Task details:
Check every line of the entries below for the word "JSON", and copy the ones that have it.

Input data:
'''

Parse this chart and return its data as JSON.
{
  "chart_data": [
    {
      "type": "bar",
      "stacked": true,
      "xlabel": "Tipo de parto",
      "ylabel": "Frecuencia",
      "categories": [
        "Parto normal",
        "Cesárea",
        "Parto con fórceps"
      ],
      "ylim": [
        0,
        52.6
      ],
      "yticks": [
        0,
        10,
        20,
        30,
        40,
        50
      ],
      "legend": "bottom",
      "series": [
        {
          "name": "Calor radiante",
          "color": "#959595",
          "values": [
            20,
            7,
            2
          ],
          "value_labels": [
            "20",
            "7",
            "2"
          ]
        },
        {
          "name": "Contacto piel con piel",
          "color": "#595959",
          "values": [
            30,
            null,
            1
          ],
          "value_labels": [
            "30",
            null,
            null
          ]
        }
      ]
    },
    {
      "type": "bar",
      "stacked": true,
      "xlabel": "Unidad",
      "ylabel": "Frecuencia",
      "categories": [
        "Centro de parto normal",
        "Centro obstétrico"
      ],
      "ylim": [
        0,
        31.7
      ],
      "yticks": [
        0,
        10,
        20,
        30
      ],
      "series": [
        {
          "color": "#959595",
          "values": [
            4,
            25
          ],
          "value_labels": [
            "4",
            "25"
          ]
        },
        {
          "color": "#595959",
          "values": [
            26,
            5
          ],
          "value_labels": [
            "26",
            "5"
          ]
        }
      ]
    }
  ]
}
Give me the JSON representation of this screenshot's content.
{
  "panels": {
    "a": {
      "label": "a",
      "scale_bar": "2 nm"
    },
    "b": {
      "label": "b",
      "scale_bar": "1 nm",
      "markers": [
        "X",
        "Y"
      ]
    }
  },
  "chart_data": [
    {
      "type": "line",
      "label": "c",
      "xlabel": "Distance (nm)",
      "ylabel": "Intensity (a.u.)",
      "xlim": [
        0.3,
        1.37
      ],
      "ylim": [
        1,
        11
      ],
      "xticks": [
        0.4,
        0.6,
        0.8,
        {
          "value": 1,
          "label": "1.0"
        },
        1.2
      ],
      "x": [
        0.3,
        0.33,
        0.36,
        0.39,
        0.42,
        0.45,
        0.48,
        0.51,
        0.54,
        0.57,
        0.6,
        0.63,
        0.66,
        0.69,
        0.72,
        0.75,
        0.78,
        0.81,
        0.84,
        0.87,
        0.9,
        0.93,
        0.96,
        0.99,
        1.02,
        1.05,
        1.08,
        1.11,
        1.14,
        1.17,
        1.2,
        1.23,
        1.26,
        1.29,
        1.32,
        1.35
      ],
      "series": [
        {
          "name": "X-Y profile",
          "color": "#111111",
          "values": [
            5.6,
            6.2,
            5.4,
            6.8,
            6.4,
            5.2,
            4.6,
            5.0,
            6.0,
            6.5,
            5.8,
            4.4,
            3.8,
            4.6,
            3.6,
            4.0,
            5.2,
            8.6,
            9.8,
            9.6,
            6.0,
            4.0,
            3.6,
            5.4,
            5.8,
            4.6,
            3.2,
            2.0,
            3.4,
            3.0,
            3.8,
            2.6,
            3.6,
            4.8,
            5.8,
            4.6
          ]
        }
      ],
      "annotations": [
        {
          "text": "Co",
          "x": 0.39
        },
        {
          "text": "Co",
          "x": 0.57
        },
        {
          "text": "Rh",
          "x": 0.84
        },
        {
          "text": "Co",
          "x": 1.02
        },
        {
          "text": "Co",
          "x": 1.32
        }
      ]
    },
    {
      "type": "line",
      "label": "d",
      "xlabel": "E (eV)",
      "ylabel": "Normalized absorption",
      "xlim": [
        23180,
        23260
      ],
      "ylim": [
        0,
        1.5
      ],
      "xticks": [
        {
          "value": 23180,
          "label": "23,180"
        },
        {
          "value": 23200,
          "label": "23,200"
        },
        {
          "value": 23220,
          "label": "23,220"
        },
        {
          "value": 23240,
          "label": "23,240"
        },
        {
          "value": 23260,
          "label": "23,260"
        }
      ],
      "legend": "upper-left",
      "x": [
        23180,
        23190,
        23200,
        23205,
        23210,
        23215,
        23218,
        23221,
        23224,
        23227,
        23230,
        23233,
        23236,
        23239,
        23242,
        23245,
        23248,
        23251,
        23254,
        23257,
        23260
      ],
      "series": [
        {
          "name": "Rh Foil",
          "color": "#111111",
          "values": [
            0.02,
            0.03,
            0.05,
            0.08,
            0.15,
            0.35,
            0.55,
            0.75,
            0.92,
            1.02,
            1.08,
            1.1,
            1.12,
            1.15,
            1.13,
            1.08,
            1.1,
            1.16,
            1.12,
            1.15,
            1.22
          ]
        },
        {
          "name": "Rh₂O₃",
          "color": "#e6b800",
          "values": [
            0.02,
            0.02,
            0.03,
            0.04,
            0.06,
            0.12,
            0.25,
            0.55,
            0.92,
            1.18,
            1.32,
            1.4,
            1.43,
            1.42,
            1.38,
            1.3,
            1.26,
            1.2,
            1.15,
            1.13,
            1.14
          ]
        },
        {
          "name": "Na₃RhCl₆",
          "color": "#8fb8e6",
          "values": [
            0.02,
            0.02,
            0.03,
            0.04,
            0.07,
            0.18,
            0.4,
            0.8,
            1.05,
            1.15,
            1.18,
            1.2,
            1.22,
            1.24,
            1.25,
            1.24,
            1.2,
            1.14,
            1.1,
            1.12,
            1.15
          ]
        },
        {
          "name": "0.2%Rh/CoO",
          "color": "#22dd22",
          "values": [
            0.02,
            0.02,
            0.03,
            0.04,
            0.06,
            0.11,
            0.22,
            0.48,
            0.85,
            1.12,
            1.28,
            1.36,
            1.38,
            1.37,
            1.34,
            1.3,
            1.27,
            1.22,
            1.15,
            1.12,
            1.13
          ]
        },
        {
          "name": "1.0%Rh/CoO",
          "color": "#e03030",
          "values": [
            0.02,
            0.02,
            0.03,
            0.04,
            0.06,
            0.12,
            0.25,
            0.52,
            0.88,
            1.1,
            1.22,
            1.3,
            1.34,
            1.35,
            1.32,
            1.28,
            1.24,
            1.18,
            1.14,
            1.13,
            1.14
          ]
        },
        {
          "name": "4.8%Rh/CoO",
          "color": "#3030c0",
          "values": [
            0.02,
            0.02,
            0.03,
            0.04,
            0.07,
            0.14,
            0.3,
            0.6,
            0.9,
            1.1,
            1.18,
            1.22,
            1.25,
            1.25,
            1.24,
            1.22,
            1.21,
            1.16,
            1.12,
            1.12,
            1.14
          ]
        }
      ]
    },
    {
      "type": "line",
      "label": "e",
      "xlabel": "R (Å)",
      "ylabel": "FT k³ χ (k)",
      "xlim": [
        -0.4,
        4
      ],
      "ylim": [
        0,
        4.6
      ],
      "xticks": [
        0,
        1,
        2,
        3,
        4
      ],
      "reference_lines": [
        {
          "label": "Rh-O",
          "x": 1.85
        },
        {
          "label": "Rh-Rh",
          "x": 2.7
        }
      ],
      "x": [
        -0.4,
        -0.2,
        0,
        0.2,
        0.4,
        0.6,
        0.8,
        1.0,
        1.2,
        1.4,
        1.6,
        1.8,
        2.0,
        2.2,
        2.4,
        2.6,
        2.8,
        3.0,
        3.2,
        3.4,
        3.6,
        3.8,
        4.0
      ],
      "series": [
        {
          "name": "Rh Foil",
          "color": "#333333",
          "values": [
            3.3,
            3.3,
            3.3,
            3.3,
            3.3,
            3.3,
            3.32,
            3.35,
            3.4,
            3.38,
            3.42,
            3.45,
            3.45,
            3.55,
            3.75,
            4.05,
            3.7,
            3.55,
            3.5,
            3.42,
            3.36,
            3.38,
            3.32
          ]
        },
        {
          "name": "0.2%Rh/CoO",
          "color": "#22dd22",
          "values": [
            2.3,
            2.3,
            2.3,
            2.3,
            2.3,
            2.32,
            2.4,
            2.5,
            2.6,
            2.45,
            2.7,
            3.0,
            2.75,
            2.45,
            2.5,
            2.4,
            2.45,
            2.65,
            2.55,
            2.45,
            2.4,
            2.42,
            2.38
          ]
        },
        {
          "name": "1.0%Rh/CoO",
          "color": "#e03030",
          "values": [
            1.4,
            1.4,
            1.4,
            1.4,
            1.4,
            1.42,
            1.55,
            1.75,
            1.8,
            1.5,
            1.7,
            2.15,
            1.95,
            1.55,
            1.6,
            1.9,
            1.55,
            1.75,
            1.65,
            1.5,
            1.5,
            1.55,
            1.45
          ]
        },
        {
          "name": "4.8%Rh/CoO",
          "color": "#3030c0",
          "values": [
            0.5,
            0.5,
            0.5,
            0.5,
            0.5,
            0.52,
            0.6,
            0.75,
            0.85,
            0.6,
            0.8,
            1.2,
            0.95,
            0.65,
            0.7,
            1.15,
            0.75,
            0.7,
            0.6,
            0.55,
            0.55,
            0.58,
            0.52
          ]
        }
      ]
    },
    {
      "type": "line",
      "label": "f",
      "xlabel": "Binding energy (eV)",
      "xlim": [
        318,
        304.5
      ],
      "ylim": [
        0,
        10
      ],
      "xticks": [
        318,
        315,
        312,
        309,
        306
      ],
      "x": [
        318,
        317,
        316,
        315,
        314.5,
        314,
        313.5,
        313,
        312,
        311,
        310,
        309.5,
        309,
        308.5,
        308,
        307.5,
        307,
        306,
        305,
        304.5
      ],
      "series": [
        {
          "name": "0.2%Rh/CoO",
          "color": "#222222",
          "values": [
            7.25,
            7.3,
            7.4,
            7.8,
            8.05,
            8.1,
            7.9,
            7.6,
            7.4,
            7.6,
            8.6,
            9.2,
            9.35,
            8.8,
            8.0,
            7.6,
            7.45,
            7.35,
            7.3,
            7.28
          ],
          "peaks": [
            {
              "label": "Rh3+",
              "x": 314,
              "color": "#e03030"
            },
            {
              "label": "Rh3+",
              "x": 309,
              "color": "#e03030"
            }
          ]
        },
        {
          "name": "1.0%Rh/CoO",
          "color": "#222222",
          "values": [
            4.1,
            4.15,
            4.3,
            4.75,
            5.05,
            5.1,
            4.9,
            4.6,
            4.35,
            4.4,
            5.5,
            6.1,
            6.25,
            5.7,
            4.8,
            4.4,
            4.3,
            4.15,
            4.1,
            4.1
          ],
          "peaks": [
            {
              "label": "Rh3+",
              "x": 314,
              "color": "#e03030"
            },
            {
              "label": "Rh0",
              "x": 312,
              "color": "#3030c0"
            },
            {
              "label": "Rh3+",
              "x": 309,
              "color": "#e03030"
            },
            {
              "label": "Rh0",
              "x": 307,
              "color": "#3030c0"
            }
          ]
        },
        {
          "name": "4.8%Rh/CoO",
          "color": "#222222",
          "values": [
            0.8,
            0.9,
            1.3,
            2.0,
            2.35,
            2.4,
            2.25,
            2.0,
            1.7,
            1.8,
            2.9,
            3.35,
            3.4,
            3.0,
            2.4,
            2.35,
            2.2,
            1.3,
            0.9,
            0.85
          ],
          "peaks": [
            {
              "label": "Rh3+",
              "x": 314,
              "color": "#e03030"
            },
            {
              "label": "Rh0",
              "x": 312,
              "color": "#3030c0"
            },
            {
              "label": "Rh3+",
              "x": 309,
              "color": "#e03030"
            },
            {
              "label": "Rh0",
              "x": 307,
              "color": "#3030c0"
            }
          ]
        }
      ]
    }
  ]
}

'''

Answer below:
Parse this chart and return its data as JSON.
Give me the JSON representation of this screenshot's content.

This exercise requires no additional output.